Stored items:

(begin)

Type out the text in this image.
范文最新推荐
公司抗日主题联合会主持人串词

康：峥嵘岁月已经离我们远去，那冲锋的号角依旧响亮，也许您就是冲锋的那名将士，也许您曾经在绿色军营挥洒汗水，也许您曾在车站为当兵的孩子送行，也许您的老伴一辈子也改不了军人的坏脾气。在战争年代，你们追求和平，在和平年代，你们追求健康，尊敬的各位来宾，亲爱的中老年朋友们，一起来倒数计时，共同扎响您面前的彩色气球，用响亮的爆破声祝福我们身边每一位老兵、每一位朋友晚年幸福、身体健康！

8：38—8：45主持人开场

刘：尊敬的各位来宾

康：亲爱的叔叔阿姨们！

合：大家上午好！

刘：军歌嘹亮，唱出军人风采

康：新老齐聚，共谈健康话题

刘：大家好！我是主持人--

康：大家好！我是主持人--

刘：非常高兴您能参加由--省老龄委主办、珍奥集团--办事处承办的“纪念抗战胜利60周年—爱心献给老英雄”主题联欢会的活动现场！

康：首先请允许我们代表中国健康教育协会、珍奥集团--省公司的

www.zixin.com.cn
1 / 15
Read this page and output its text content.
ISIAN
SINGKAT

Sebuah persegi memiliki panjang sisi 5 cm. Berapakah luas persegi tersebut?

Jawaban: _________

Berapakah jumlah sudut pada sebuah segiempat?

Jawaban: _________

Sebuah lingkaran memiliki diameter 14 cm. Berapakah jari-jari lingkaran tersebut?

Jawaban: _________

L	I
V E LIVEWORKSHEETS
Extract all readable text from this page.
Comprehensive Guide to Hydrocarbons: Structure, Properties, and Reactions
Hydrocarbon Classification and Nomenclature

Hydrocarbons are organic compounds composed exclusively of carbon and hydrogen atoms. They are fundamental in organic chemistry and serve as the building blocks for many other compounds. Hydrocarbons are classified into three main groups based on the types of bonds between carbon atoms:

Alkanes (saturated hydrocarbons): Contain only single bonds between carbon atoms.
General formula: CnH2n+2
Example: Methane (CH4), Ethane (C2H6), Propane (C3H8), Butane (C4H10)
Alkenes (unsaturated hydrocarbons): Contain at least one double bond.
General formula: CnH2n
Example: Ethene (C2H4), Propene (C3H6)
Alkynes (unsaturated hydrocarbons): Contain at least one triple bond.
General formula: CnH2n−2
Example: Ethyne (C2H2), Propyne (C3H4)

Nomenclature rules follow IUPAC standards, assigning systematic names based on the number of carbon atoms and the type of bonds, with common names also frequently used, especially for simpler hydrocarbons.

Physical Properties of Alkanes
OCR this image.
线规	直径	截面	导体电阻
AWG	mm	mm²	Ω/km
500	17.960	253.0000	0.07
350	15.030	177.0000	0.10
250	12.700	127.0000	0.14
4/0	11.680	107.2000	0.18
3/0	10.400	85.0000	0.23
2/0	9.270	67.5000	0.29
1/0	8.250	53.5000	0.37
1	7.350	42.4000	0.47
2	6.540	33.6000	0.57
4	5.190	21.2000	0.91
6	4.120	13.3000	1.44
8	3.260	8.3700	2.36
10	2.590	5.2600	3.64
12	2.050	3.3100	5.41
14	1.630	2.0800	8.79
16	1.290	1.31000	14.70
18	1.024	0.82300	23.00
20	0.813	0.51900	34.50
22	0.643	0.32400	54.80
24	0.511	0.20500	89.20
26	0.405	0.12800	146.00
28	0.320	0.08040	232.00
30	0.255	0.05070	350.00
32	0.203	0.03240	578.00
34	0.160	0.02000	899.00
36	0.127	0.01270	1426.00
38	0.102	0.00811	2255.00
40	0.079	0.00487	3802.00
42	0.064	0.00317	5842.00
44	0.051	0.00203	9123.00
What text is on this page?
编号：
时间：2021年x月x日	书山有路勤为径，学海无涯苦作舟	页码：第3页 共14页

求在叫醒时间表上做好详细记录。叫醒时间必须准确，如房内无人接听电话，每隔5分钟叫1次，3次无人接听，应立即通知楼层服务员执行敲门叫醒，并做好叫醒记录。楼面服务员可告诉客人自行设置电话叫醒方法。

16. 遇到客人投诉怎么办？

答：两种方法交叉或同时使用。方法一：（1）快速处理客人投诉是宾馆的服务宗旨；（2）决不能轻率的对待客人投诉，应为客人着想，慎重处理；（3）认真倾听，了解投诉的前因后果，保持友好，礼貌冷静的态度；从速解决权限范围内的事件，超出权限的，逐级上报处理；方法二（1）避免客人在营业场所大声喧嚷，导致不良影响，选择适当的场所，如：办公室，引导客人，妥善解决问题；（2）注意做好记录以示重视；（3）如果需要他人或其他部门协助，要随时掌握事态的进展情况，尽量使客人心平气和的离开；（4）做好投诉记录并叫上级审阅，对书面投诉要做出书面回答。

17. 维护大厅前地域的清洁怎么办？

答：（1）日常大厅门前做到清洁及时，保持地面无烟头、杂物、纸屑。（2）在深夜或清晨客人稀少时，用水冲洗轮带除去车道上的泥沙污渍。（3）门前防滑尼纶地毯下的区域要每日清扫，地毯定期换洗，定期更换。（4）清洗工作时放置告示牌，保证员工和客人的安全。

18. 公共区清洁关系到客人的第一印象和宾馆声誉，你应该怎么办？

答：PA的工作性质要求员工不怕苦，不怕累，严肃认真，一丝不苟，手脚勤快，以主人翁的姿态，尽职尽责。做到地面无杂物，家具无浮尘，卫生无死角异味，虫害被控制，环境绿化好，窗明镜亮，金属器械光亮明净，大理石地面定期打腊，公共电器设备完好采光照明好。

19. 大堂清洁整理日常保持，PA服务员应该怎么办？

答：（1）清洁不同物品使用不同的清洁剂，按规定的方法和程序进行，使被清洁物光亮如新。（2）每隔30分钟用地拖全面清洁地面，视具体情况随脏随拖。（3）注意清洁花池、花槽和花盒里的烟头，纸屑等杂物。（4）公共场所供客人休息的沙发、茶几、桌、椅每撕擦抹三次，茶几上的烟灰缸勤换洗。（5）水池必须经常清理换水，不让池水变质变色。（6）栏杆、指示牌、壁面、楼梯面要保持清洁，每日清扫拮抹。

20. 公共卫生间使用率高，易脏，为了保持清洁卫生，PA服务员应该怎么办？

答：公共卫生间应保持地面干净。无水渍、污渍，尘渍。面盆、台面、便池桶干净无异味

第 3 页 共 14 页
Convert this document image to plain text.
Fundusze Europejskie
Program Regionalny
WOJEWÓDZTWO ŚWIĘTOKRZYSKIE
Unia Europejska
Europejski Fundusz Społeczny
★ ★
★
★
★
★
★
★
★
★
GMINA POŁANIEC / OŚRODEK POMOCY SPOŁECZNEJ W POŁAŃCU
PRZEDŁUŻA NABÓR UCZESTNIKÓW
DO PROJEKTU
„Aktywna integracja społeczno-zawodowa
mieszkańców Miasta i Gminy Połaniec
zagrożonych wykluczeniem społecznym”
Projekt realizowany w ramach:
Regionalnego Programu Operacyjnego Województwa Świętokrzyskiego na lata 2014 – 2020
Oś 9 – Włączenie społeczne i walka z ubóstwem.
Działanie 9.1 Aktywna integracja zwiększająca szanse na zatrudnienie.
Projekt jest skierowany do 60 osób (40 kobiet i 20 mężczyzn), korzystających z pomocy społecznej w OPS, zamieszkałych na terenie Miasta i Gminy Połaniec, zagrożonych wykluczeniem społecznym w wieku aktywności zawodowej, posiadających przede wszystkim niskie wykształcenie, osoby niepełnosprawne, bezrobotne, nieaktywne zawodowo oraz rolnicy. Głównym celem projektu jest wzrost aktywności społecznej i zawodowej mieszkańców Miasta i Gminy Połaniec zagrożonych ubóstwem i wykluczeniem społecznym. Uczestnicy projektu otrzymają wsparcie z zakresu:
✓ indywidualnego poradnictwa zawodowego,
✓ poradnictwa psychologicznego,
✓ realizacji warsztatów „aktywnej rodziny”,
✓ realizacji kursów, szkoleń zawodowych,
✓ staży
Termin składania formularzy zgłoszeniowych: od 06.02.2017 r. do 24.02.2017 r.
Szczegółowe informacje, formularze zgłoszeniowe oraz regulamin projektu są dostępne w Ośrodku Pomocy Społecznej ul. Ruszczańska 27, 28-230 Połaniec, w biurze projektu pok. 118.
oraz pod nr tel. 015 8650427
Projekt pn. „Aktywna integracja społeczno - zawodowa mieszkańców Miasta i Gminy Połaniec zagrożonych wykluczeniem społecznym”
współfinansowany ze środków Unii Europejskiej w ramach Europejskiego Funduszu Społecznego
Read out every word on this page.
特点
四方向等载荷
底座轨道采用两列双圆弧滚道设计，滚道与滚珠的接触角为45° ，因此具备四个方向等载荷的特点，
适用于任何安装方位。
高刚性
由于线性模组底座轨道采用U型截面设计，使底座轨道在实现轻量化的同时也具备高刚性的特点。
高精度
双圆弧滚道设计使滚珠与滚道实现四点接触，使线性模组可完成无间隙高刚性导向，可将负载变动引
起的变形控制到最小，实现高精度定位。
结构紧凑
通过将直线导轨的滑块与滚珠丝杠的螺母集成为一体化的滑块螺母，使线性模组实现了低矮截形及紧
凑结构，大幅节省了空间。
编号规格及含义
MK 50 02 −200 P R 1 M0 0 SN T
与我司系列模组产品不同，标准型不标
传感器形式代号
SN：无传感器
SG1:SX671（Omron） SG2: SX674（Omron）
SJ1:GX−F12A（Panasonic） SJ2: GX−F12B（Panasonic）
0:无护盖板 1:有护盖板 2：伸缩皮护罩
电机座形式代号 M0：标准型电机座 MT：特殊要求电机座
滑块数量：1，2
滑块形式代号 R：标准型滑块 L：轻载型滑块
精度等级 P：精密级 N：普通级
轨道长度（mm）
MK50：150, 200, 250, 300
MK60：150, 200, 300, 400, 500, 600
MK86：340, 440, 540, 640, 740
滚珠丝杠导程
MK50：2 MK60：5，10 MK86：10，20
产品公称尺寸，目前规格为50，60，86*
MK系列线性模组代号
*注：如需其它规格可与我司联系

(end)

Say how many lines in the records contain the string "unsaturated", and say nothing else.

2